--- BRANO ---
Il film apre il dizionario della paura senza indulgere in divagazioni introduttive o performances cultuali e mostra subito come Sara muore assassinata,mentre l'oscurità dei propri occhi e le ombre della cantina nascondono una presenza che la donna avvertiva senza poterla vedere.
Julia,altrove,percepisce che qualcosa di terribile è successo alla sorella e,con il marito Isaac (Lluis Homar - "Gli abbracci spezzati"),ne scopre il corpo appeso ad una corda.
Convinta che non si tratti di suicidio,contrariamente alla opinione della polizia,Julia comincia ad indagare negli ultimi giorni di vita della sorella,scoprendo che un mondo di pericoli e minacce incombono su di lei.
Quando Isaac viene trovato morto nella stessa cantina dove morì Sara,la vista di Julia inizia ad offuscarsi nonostante un intervento chirurgico e la donna dovrà scoprire e difendersi da chi la sta aspettando al buio.

--- COMPITI DA SVOLGERE ---
1. Rispondi a queste domande sulla trama del film:
(a) In che modo Julia e Isaac trovano il corpo di Sara?
(b) Dove viene trovato morto Isaac?
(c) Che cosa accade alla vista di Julia dopo la morte di Isaac?
2. Ripeti parola per parola tutta la parte della trama che va da "Convinta che non" giù fino a "aspettando al buio.".
Le righe che seguono non sono necessarie.

--- DATI FORNITI ---
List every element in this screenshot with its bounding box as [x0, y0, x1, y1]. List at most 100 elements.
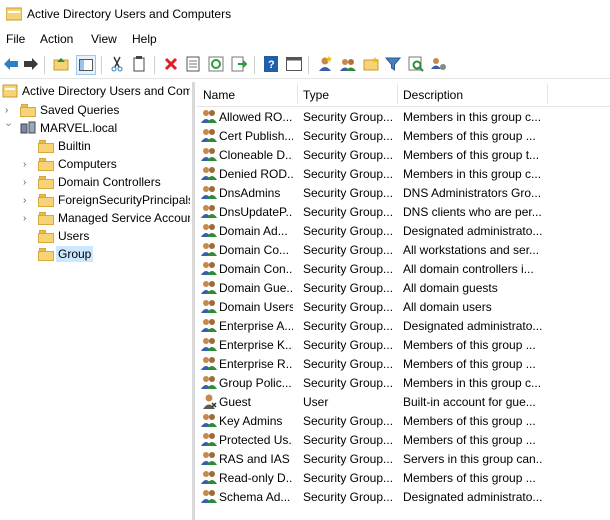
expand-chevron-icon[interactable]: ›: [23, 213, 33, 224]
table-row[interactable]: Allowed RO... Security Group... Members in…: [197, 107, 610, 126]
table-row[interactable]: Cloneable D... Security Group... Members o…: [197, 145, 610, 164]
delete-icon[interactable]: [162, 55, 180, 73]
export-icon[interactable]: [230, 55, 248, 73]
table-row[interactable]: RAS and IAS ... Security Group... Servers …: [197, 449, 610, 468]
tree-item-foreign-security-principals[interactable]: ForeignSecurityPrincipals: [38, 191, 190, 209]
find-icon[interactable]: [407, 55, 425, 73]
column-header-type[interactable]: Type: [303, 88, 329, 102]
cell-description: Members of this group ...: [403, 433, 536, 447]
cell-name: Enterprise K...: [219, 338, 293, 352]
table-row[interactable]: Domain Ad... Security Group... Designated …: [197, 221, 610, 240]
table-row[interactable]: Read-only D... Security Group... Members o…: [197, 468, 610, 487]
new-user-icon[interactable]: [316, 55, 334, 73]
delegate-icon[interactable]: [430, 55, 448, 73]
table-row[interactable]: Guest User Built-in account for gue...: [197, 392, 610, 411]
cell-name: Domain Con...: [219, 262, 293, 276]
tree-item-builtin[interactable]: Builtin: [38, 137, 91, 155]
tree-item-users[interactable]: Users: [38, 227, 89, 245]
cell-type: Security Group...: [303, 186, 393, 200]
show-tree-icon[interactable]: [76, 55, 96, 75]
table-row[interactable]: Domain Users Security Group... All domain …: [197, 297, 610, 316]
ou-folder-icon: [38, 175, 54, 189]
column-header-row: Name Type Description: [197, 82, 610, 107]
cell-description: DNS Administrators Gro...: [403, 186, 542, 200]
expand-chevron-icon[interactable]: ›: [5, 105, 15, 116]
column-header-name[interactable]: Name: [203, 88, 235, 102]
cell-type: User: [303, 395, 329, 409]
cell-name: Domain Ad...: [219, 224, 288, 238]
menu-file[interactable]: File: [6, 32, 25, 46]
cell-type: Security Group...: [303, 224, 393, 238]
table-row[interactable]: Cert Publish... Security Group... Members …: [197, 126, 610, 145]
table-row[interactable]: Domain Gue... Security Group... All domain…: [197, 278, 610, 297]
cell-description: Members of this group ...: [403, 357, 536, 371]
table-row[interactable]: Enterprise R... Security Group... Members …: [197, 354, 610, 373]
pane-splitter[interactable]: [192, 82, 195, 520]
tree-item-saved-queries[interactable]: Saved Queries: [20, 101, 119, 119]
ou-folder-icon: [38, 247, 54, 261]
collapse-chevron-icon[interactable]: ›: [3, 123, 14, 133]
tree-item-computers[interactable]: Computers: [38, 155, 117, 173]
table-row[interactable]: Enterprise K... Security Group... Members …: [197, 335, 610, 354]
menu-action[interactable]: Action: [40, 32, 73, 46]
table-row[interactable]: Domain Con... Security Group... All domain…: [197, 259, 610, 278]
tree-item-domain-controllers[interactable]: Domain Controllers: [38, 173, 161, 191]
tree-root[interactable]: Active Directory Users and Com: [2, 82, 190, 100]
cell-description: All workstations and ser...: [403, 243, 540, 257]
cell-name: Domain Gue...: [219, 281, 293, 295]
svg-text:?: ?: [268, 59, 275, 71]
table-row[interactable]: Enterprise A... Security Group... Designat…: [197, 316, 610, 335]
aduc-root-icon: [2, 84, 18, 98]
column-header-description[interactable]: Description: [403, 88, 463, 102]
cell-type: Security Group...: [303, 338, 393, 352]
expand-chevron-icon[interactable]: ›: [23, 177, 33, 188]
menu-view[interactable]: View: [91, 32, 117, 46]
cell-description: Servers in this group can...: [403, 452, 543, 466]
copy-icon[interactable]: [130, 55, 148, 73]
table-row[interactable]: Schema Ad... Security Group... Designated …: [197, 487, 610, 506]
tree-item-label: Saved Queries: [40, 103, 120, 117]
cell-description: Members in this group c...: [403, 167, 542, 181]
cell-type: Security Group...: [303, 262, 393, 276]
cell-name: Domain Users: [219, 300, 293, 314]
security-group-icon: [201, 317, 217, 333]
table-row[interactable]: Denied ROD... Security Group... Members in…: [197, 164, 610, 183]
filter-icon[interactable]: [384, 55, 402, 73]
console-icon[interactable]: [285, 55, 303, 73]
menu-help[interactable]: Help: [132, 32, 157, 46]
new-group-icon[interactable]: [339, 55, 357, 73]
new-ou-icon[interactable]: [362, 55, 380, 73]
table-row[interactable]: Key Admins Security Group... Members of th…: [197, 411, 610, 430]
help-icon[interactable]: ?: [262, 55, 280, 73]
cell-description: Members of this group ...: [403, 471, 536, 485]
cell-type: Security Group...: [303, 319, 393, 333]
table-row[interactable]: Protected Us... Security Group... Members …: [197, 430, 610, 449]
properties-icon[interactable]: [184, 55, 202, 73]
security-group-icon: [201, 127, 217, 143]
cell-description: Designated administrato...: [403, 224, 543, 238]
expand-chevron-icon[interactable]: ›: [23, 195, 33, 206]
cell-type: Security Group...: [303, 167, 393, 181]
cell-type: Security Group...: [303, 281, 393, 295]
tree-item-managed-service-accounts[interactable]: Managed Service Accour: [38, 209, 190, 227]
security-group-icon: [201, 222, 217, 238]
cut-icon[interactable]: [108, 55, 126, 73]
cell-description: DNS clients who are per...: [403, 205, 542, 219]
cell-name: Key Admins: [219, 414, 283, 428]
disabled-user-icon: [201, 393, 217, 409]
table-row[interactable]: DnsAdmins Security Group... DNS Administra…: [197, 183, 610, 202]
tree-item-group[interactable]: Group: [38, 245, 94, 263]
table-row[interactable]: DnsUpdateP... Security Group... DNS client…: [197, 202, 610, 221]
cell-description: Members of this group t...: [403, 148, 540, 162]
tree-item-label: MARVEL.local: [40, 121, 118, 135]
title-bar: Active Directory Users and Computers: [0, 0, 610, 30]
table-row[interactable]: Domain Co... Security Group... All worksta…: [197, 240, 610, 259]
table-row[interactable]: Group Polic... Security Group... Members i…: [197, 373, 610, 392]
tree-item-marvel-local[interactable]: MARVEL.local: [20, 119, 117, 137]
back-icon[interactable]: [2, 55, 20, 73]
refresh-icon[interactable]: [207, 55, 225, 73]
expand-chevron-icon[interactable]: ›: [23, 159, 33, 170]
up-folder-icon[interactable]: [52, 55, 70, 73]
cell-type: Security Group...: [303, 357, 393, 371]
forward-icon[interactable]: [22, 55, 40, 73]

--- SOLUZIONI ---
1.
(a) Appeso ad una corda.
(b) Nella stessa cantina dove morì Sara.
(c) Inizia ad offuscarsi nonostante un intervento chirurgico.

2.
Convinta che non si tratti di suicidio,contrariamente alla opinione della polizia,Julia comincia ad indagare negli ultimi giorni di vita della sorella,scoprendo che un mondo di pericoli e minacce incombono su di lei.
Quando Isaac viene trovato morto nella stessa cantina dove morì Sara,la vista di Julia inizia ad offuscarsi nonostante un intervento chirurgico e la donna dovrà scoprire e difendersi da chi la sta aspettando al buio.